What the exercise asks
Produce an exact copy of all the data below, dropping every image.

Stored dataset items

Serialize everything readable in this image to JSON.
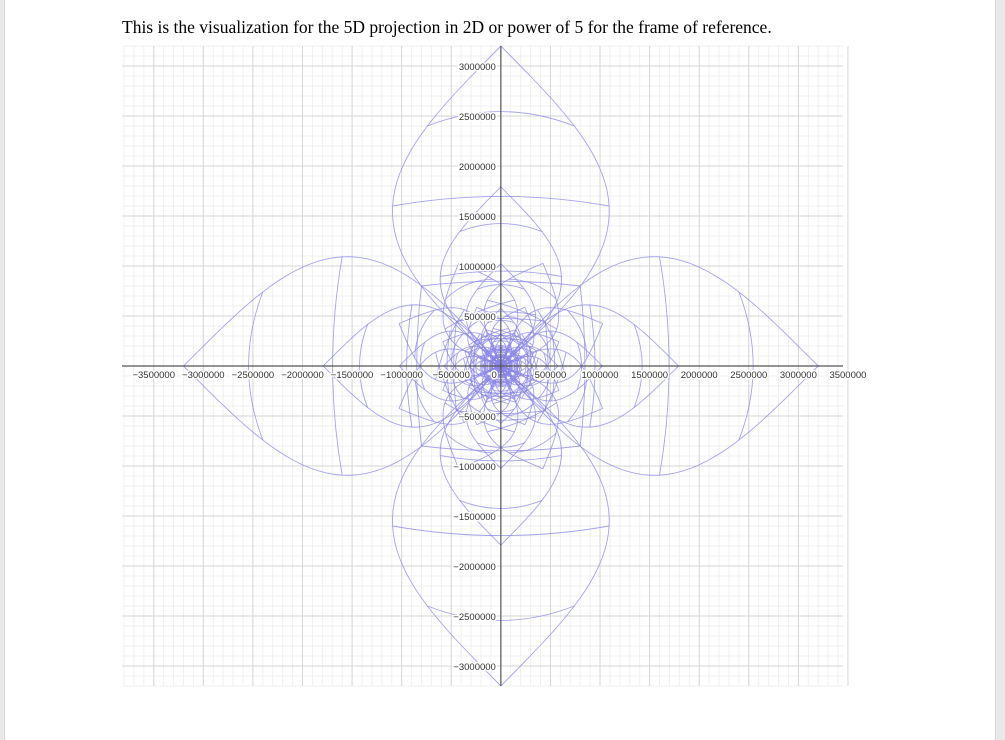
{
  "document": {
    "caption": "This is the visualization for the 5D projection in 2D or power of 5 for the frame of reference."
  },
  "chart_data": {
    "type": "line",
    "title": "",
    "xlabel": "",
    "ylabel": "",
    "xlim": [
      -3820000,
      3450000
    ],
    "ylim": [
      -3200000,
      3200000
    ],
    "x_ticks": [
      -3500000,
      -3000000,
      -2500000,
      -2000000,
      -1500000,
      -1000000,
      -500000,
      500000,
      1000000,
      1500000,
      2000000,
      2500000,
      3000000,
      3500000
    ],
    "y_ticks": [
      -3000000,
      -2500000,
      -2000000,
      -1500000,
      -1000000,
      -500000,
      500000,
      1000000,
      1500000,
      2000000,
      2500000,
      3000000
    ],
    "x_tick_labels": [
      "−3500000",
      "−3000000",
      "−2500000",
      "−2000000",
      "−1500000",
      "−1000000",
      "−500000",
      "500000",
      "1000000",
      "1500000",
      "2000000",
      "2500000",
      "3000000",
      "3500000"
    ],
    "y_tick_labels": [
      "−3000000",
      "−2500000",
      "−2000000",
      "−1500000",
      "−1000000",
      "−500000",
      "500000",
      "1000000",
      "1500000",
      "2000000",
      "2500000",
      "3000000"
    ],
    "origin_label": "0",
    "grid": true,
    "curve_color": "#8a86e6",
    "description_series": [
      {
        "petal_tip": [
          0,
          3200000
        ],
        "petal_base_half_width": 1180000
      },
      {
        "petal_tip": [
          0,
          -3200000
        ],
        "petal_base_half_width": 1180000
      },
      {
        "petal_tip": [
          3200000,
          0
        ],
        "petal_base_half_width": 1180000
      },
      {
        "petal_tip": [
          -3200000,
          0
        ],
        "petal_base_half_width": 1180000
      }
    ],
    "nested_levels": [
      1,
      0.56,
      0.32,
      0.18,
      0.1,
      0.055
    ],
    "petal_bulge": 1.0
  }
}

Solution
Serialize everything readable in this image to JSON.
{
  "document": {
    "caption": "This is the visualization for the 5D projection in 2D or power of 5 for the frame of reference."
  },
  "chart_data": {
    "type": "line",
    "title": "",
    "xlabel": "",
    "ylabel": "",
    "xlim": [
      -3820000,
      3450000
    ],
    "ylim": [
      -3200000,
      3200000
    ],
    "x_ticks": [
      -3500000,
      -3000000,
      -2500000,
      -2000000,
      -1500000,
      -1000000,
      -500000,
      500000,
      1000000,
      1500000,
      2000000,
      2500000,
      3000000,
      3500000
    ],
    "y_ticks": [
      -3000000,
      -2500000,
      -2000000,
      -1500000,
      -1000000,
      -500000,
      500000,
      1000000,
      1500000,
      2000000,
      2500000,
      3000000
    ],
    "x_tick_labels": [
      "−3500000",
      "−3000000",
      "−2500000",
      "−2000000",
      "−1500000",
      "−1000000",
      "−500000",
      "500000",
      "1000000",
      "1500000",
      "2000000",
      "2500000",
      "3000000",
      "3500000"
    ],
    "y_tick_labels": [
      "−3000000",
      "−2500000",
      "−2000000",
      "−1500000",
      "−1000000",
      "−500000",
      "500000",
      "1000000",
      "1500000",
      "2000000",
      "2500000",
      "3000000"
    ],
    "origin_label": "0",
    "grid": true,
    "curve_color": "#8a86e6",
    "description_series": [
      {
        "petal_tip": [
          0,
          3200000
        ],
        "petal_base_half_width": 1180000
      },
      {
        "petal_tip": [
          0,
          -3200000
        ],
        "petal_base_half_width": 1180000
      },
      {
        "petal_tip": [
          3200000,
          0
        ],
        "petal_base_half_width": 1180000
      },
      {
        "petal_tip": [
          -3200000,
          0
        ],
        "petal_base_half_width": 1180000
      }
    ],
    "nested_levels": [
      1,
      0.56,
      0.32,
      0.18,
      0.1,
      0.055
    ],
    "petal_bulge": 1.0
  }
}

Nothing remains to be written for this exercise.